** Begin **
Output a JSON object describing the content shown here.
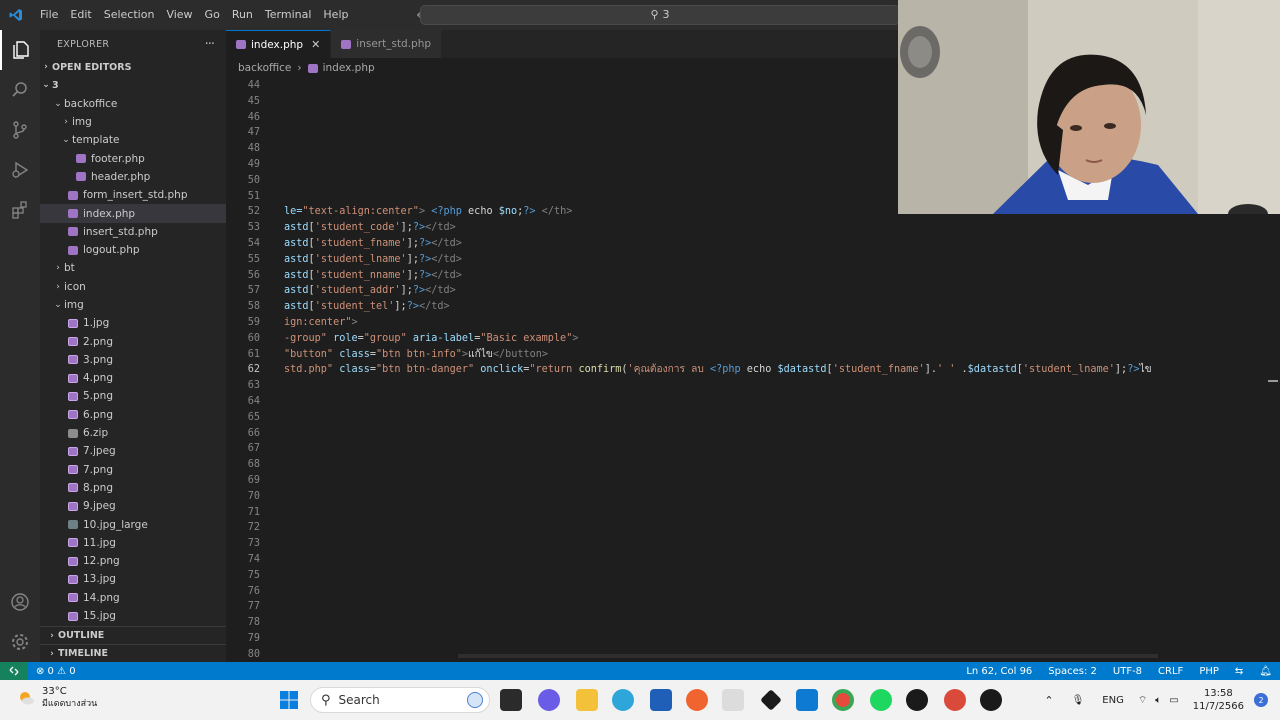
{
  "menu": [
    "File",
    "Edit",
    "Selection",
    "View",
    "Go",
    "Run",
    "Terminal",
    "Help"
  ],
  "command_center": "3",
  "explorer": {
    "title": "EXPLORER",
    "more": "···",
    "open_editors": "OPEN EDITORS",
    "root": "3",
    "tree": [
      {
        "label": "backoffice",
        "depth": 1,
        "kind": "folder-open"
      },
      {
        "label": "img",
        "depth": 2,
        "kind": "folder"
      },
      {
        "label": "template",
        "depth": 2,
        "kind": "folder-open"
      },
      {
        "label": "footer.php",
        "depth": 3,
        "kind": "php"
      },
      {
        "label": "header.php",
        "depth": 3,
        "kind": "php"
      },
      {
        "label": "form_insert_std.php",
        "depth": 2,
        "kind": "php"
      },
      {
        "label": "index.php",
        "depth": 2,
        "kind": "php",
        "selected": true
      },
      {
        "label": "insert_std.php",
        "depth": 2,
        "kind": "php"
      },
      {
        "label": "logout.php",
        "depth": 2,
        "kind": "php"
      },
      {
        "label": "bt",
        "depth": 1,
        "kind": "folder"
      },
      {
        "label": "icon",
        "depth": 1,
        "kind": "folder"
      },
      {
        "label": "img",
        "depth": 1,
        "kind": "folder-open"
      },
      {
        "label": "1.jpg",
        "depth": 2,
        "kind": "img"
      },
      {
        "label": "2.png",
        "depth": 2,
        "kind": "img"
      },
      {
        "label": "3.png",
        "depth": 2,
        "kind": "img"
      },
      {
        "label": "4.png",
        "depth": 2,
        "kind": "img"
      },
      {
        "label": "5.png",
        "depth": 2,
        "kind": "img"
      },
      {
        "label": "6.png",
        "depth": 2,
        "kind": "img"
      },
      {
        "label": "6.zip",
        "depth": 2,
        "kind": "zip"
      },
      {
        "label": "7.jpeg",
        "depth": 2,
        "kind": "img"
      },
      {
        "label": "7.png",
        "depth": 2,
        "kind": "img"
      },
      {
        "label": "8.png",
        "depth": 2,
        "kind": "img"
      },
      {
        "label": "9.jpeg",
        "depth": 2,
        "kind": "img"
      },
      {
        "label": "10.jpg_large",
        "depth": 2,
        "kind": "file"
      },
      {
        "label": "11.jpg",
        "depth": 2,
        "kind": "img"
      },
      {
        "label": "12.png",
        "depth": 2,
        "kind": "img"
      },
      {
        "label": "13.jpg",
        "depth": 2,
        "kind": "img"
      },
      {
        "label": "14.png",
        "depth": 2,
        "kind": "img"
      },
      {
        "label": "15.jpg",
        "depth": 2,
        "kind": "img"
      }
    ],
    "outline": "OUTLINE",
    "timeline": "TIMELINE"
  },
  "tabs": [
    {
      "label": "index.php",
      "active": true,
      "close": "✕"
    },
    {
      "label": "insert_std.php",
      "active": false
    }
  ],
  "breadcrumb": {
    "folder": "backoffice",
    "sep": "›",
    "file": "index.php"
  },
  "code_lines": [
    {
      "n": "44",
      "tokens": []
    },
    {
      "n": "45",
      "tokens": []
    },
    {
      "n": "46",
      "tokens": []
    },
    {
      "n": "47",
      "tokens": []
    },
    {
      "n": "48",
      "tokens": []
    },
    {
      "n": "49",
      "tokens": []
    },
    {
      "n": "50",
      "tokens": []
    },
    {
      "n": "51",
      "tokens": []
    },
    {
      "n": "52",
      "tokens": [
        [
          "attr",
          "le="
        ],
        [
          "str",
          "\"text-align:center\""
        ],
        [
          "tag",
          "> "
        ],
        [
          "php",
          "<?php "
        ],
        [
          "plain",
          "echo "
        ],
        [
          "var",
          "$no"
        ],
        [
          "plain",
          ";"
        ],
        [
          "php",
          "?>"
        ],
        [
          "tag",
          " </th>"
        ]
      ]
    },
    {
      "n": "53",
      "tokens": [
        [
          "var",
          "astd"
        ],
        [
          "plain",
          "["
        ],
        [
          "str",
          "'student_code'"
        ],
        [
          "plain",
          "];"
        ],
        [
          "php",
          "?>"
        ],
        [
          "tag",
          "</td>"
        ]
      ]
    },
    {
      "n": "54",
      "tokens": [
        [
          "var",
          "astd"
        ],
        [
          "plain",
          "["
        ],
        [
          "str",
          "'student_fname'"
        ],
        [
          "plain",
          "];"
        ],
        [
          "php",
          "?>"
        ],
        [
          "tag",
          "</td>"
        ]
      ]
    },
    {
      "n": "55",
      "tokens": [
        [
          "var",
          "astd"
        ],
        [
          "plain",
          "["
        ],
        [
          "str",
          "'student_lname'"
        ],
        [
          "plain",
          "];"
        ],
        [
          "php",
          "?>"
        ],
        [
          "tag",
          "</td>"
        ]
      ]
    },
    {
      "n": "56",
      "tokens": [
        [
          "var",
          "astd"
        ],
        [
          "plain",
          "["
        ],
        [
          "str",
          "'student_nname'"
        ],
        [
          "plain",
          "];"
        ],
        [
          "php",
          "?>"
        ],
        [
          "tag",
          "</td>"
        ]
      ]
    },
    {
      "n": "57",
      "tokens": [
        [
          "var",
          "astd"
        ],
        [
          "plain",
          "["
        ],
        [
          "str",
          "'student_addr'"
        ],
        [
          "plain",
          "];"
        ],
        [
          "php",
          "?>"
        ],
        [
          "tag",
          "</td>"
        ]
      ]
    },
    {
      "n": "58",
      "tokens": [
        [
          "var",
          "astd"
        ],
        [
          "plain",
          "["
        ],
        [
          "str",
          "'student_tel'"
        ],
        [
          "plain",
          "];"
        ],
        [
          "php",
          "?>"
        ],
        [
          "tag",
          "</td>"
        ]
      ]
    },
    {
      "n": "59",
      "tokens": [
        [
          "str",
          "ign:center\""
        ],
        [
          "tag",
          ">"
        ]
      ]
    },
    {
      "n": "60",
      "tokens": [
        [
          "str",
          "-group\" "
        ],
        [
          "attr",
          "role"
        ],
        [
          "plain",
          "="
        ],
        [
          "str",
          "\"group\" "
        ],
        [
          "attr",
          "aria-label"
        ],
        [
          "plain",
          "="
        ],
        [
          "str",
          "\"Basic example\""
        ],
        [
          "tag",
          ">"
        ]
      ]
    },
    {
      "n": "61",
      "tokens": [
        [
          "str",
          "\"button\" "
        ],
        [
          "attr",
          "class"
        ],
        [
          "plain",
          "="
        ],
        [
          "str",
          "\"btn btn-info\""
        ],
        [
          "tag",
          ">"
        ],
        [
          "plain",
          "แก้ไข"
        ],
        [
          "tag",
          "</button>"
        ]
      ]
    },
    {
      "n": "62",
      "current": true,
      "tokens": [
        [
          "str",
          "std.php\" "
        ],
        [
          "attr",
          "class"
        ],
        [
          "plain",
          "="
        ],
        [
          "str",
          "\"btn btn-danger\" "
        ],
        [
          "attr",
          "onclick"
        ],
        [
          "plain",
          "="
        ],
        [
          "str",
          "\"return "
        ],
        [
          "fn",
          "confirm"
        ],
        [
          "plain",
          "("
        ],
        [
          "str",
          "'คุณต้องการ ลบ "
        ],
        [
          "php",
          "<?php "
        ],
        [
          "plain",
          "echo "
        ],
        [
          "var",
          "$datastd"
        ],
        [
          "plain",
          "["
        ],
        [
          "str",
          "'student_fname'"
        ],
        [
          "plain",
          "]."
        ],
        [
          "str",
          "' ' "
        ],
        [
          "plain",
          "."
        ],
        [
          "var",
          "$datastd"
        ],
        [
          "plain",
          "["
        ],
        [
          "str",
          "'student_lname'"
        ],
        [
          "plain",
          "];"
        ],
        [
          "php",
          "?>"
        ],
        [
          "plain",
          "ไข"
        ]
      ]
    },
    {
      "n": "63",
      "tokens": []
    },
    {
      "n": "64",
      "tokens": []
    },
    {
      "n": "65",
      "tokens": []
    },
    {
      "n": "66",
      "tokens": []
    },
    {
      "n": "67",
      "tokens": []
    },
    {
      "n": "68",
      "tokens": []
    },
    {
      "n": "69",
      "tokens": []
    },
    {
      "n": "70",
      "tokens": []
    },
    {
      "n": "71",
      "tokens": []
    },
    {
      "n": "72",
      "tokens": []
    },
    {
      "n": "73",
      "tokens": []
    },
    {
      "n": "74",
      "tokens": []
    },
    {
      "n": "75",
      "tokens": []
    },
    {
      "n": "76",
      "tokens": []
    },
    {
      "n": "77",
      "tokens": []
    },
    {
      "n": "78",
      "tokens": []
    },
    {
      "n": "79",
      "tokens": []
    },
    {
      "n": "80",
      "tokens": []
    }
  ],
  "statusbar": {
    "problems": "⊗ 0 ⚠ 0",
    "position": "Ln 62, Col 96",
    "spaces": "Spaces: 2",
    "encoding": "UTF-8",
    "eol": "CRLF",
    "language": "PHP"
  },
  "taskbar": {
    "weather_temp": "33°C",
    "weather_desc": "มีแดดบางส่วน",
    "search": "Search",
    "lang": "ENG",
    "time": "13:58",
    "date": "11/7/2566",
    "notifications": "2"
  },
  "colors": {
    "accent": "#007acc",
    "editor_bg": "#1e1e1e",
    "sidebar_bg": "#252526"
  }
}
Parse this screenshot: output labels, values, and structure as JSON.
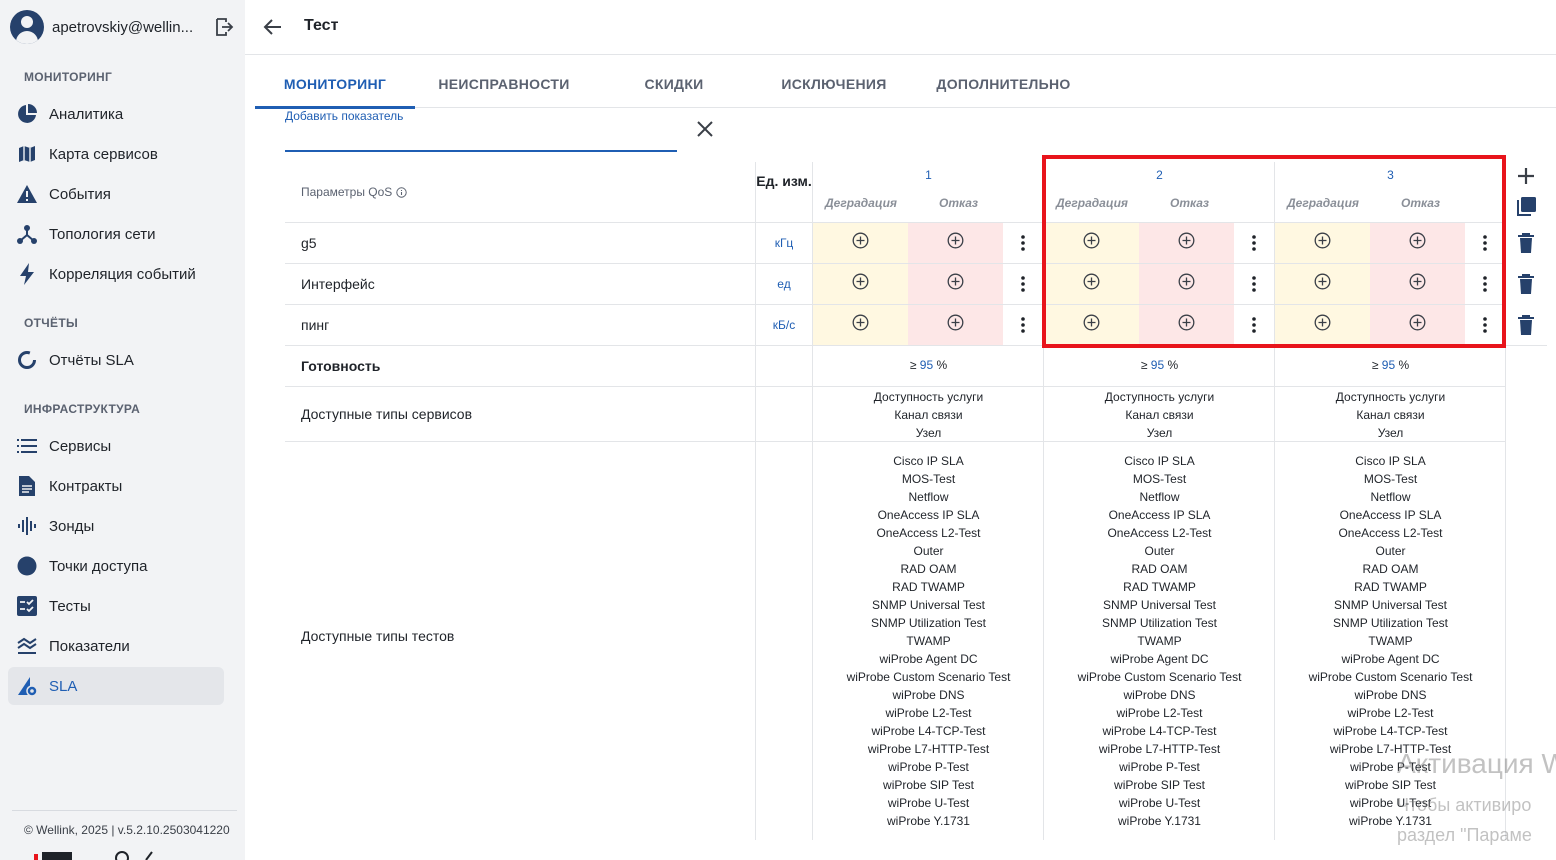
{
  "user": {
    "name": "apetrovskiy@wellin..."
  },
  "sidebar": {
    "sections": [
      {
        "title": "МОНИТОРИНГ",
        "items": [
          {
            "label": "Аналитика",
            "icon": "pie-chart-icon"
          },
          {
            "label": "Карта сервисов",
            "icon": "map-icon"
          },
          {
            "label": "События",
            "icon": "warning-icon"
          },
          {
            "label": "Топология сети",
            "icon": "topology-icon"
          },
          {
            "label": "Корреляция событий",
            "icon": "lightning-icon"
          }
        ]
      },
      {
        "title": "ОТЧЁТЫ",
        "items": [
          {
            "label": "Отчёты SLA",
            "icon": "report-ring-icon"
          }
        ]
      },
      {
        "title": "ИНФРАСТРУКТУРА",
        "items": [
          {
            "label": "Сервисы",
            "icon": "list-icon"
          },
          {
            "label": "Контракты",
            "icon": "document-icon"
          },
          {
            "label": "Зонды",
            "icon": "waveform-icon"
          },
          {
            "label": "Точки доступа",
            "icon": "circle-icon"
          },
          {
            "label": "Тесты",
            "icon": "checklist-icon"
          },
          {
            "label": "Показатели",
            "icon": "metrics-icon"
          },
          {
            "label": "SLA",
            "icon": "sla-gear-icon",
            "active": true
          }
        ]
      }
    ],
    "copyright": "© Wellink, 2025 | v.5.2.10.2503041220"
  },
  "header": {
    "title": "Тест"
  },
  "tabs": [
    {
      "label": "МОНИТОРИНГ",
      "active": true
    },
    {
      "label": "НЕИСПРАВНОСТИ"
    },
    {
      "label": "СКИДКИ"
    },
    {
      "label": "ИСКЛЮЧЕНИЯ"
    },
    {
      "label": "ДОПОЛНИТЕЛЬНО"
    }
  ],
  "add_metric": {
    "label": "Добавить показатель",
    "value": ""
  },
  "table": {
    "qos_header": "Параметры QoS",
    "unit_header": "Ед. изм.",
    "degradation_label": "Деградация",
    "failure_label": "Отказ",
    "columns": [
      {
        "num": "1",
        "ready_prefix": "≥ ",
        "ready_value": "95",
        "ready_suffix": " %"
      },
      {
        "num": "2",
        "ready_prefix": "≥ ",
        "ready_value": "95",
        "ready_suffix": " %"
      },
      {
        "num": "3",
        "ready_prefix": "≥ ",
        "ready_value": "95",
        "ready_suffix": " %"
      }
    ],
    "rows": [
      {
        "label": "g5",
        "unit": "кГц"
      },
      {
        "label": "Интерфейс",
        "unit": "ед"
      },
      {
        "label": "пинг",
        "unit": "кБ/с"
      }
    ],
    "readiness_label": "Готовность",
    "service_types_label": "Доступные типы сервисов",
    "service_types": [
      "Доступность услуги",
      "Канал связи",
      "Узел"
    ],
    "test_types_label": "Доступные типы тестов",
    "test_types": [
      "Cisco IP SLA",
      "MOS-Test",
      "Netflow",
      "OneAccess IP SLA",
      "OneAccess L2-Test",
      "Outer",
      "RAD OAM",
      "RAD TWAMP",
      "SNMP Universal Test",
      "SNMP Utilization Test",
      "TWAMP",
      "wiProbe Agent DC",
      "wiProbe Custom Scenario Test",
      "wiProbe DNS",
      "wiProbe L2-Test",
      "wiProbe L4-TCP-Test",
      "wiProbe L7-HTTP-Test",
      "wiProbe P-Test",
      "wiProbe SIP Test",
      "wiProbe U-Test",
      "wiProbe Y.1731"
    ]
  },
  "colors": {
    "accent": "#1f5eb3",
    "degradation_bg": "#fff8e1",
    "failure_bg": "#fde7e7",
    "highlight": "#e8141b"
  },
  "watermark": {
    "line1": "Активация W",
    "line2": "Чтобы активиро",
    "line3": "раздел \"Параме"
  }
}
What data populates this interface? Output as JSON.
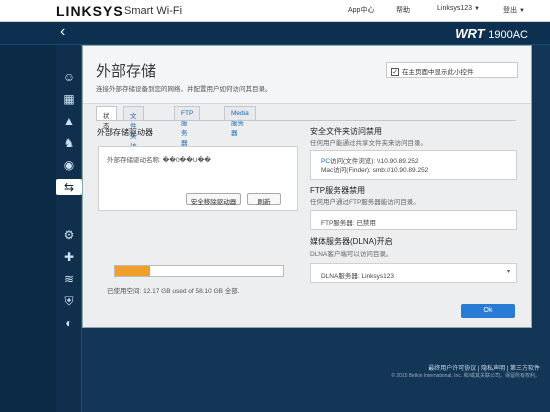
** End **
All lines above containing the string "сервисов" are to be collected.

SOLUTION FOR THIS PROBLEM
            "label": "Карта сервисов",
    "service_types_label": "Доступные типы сервисов",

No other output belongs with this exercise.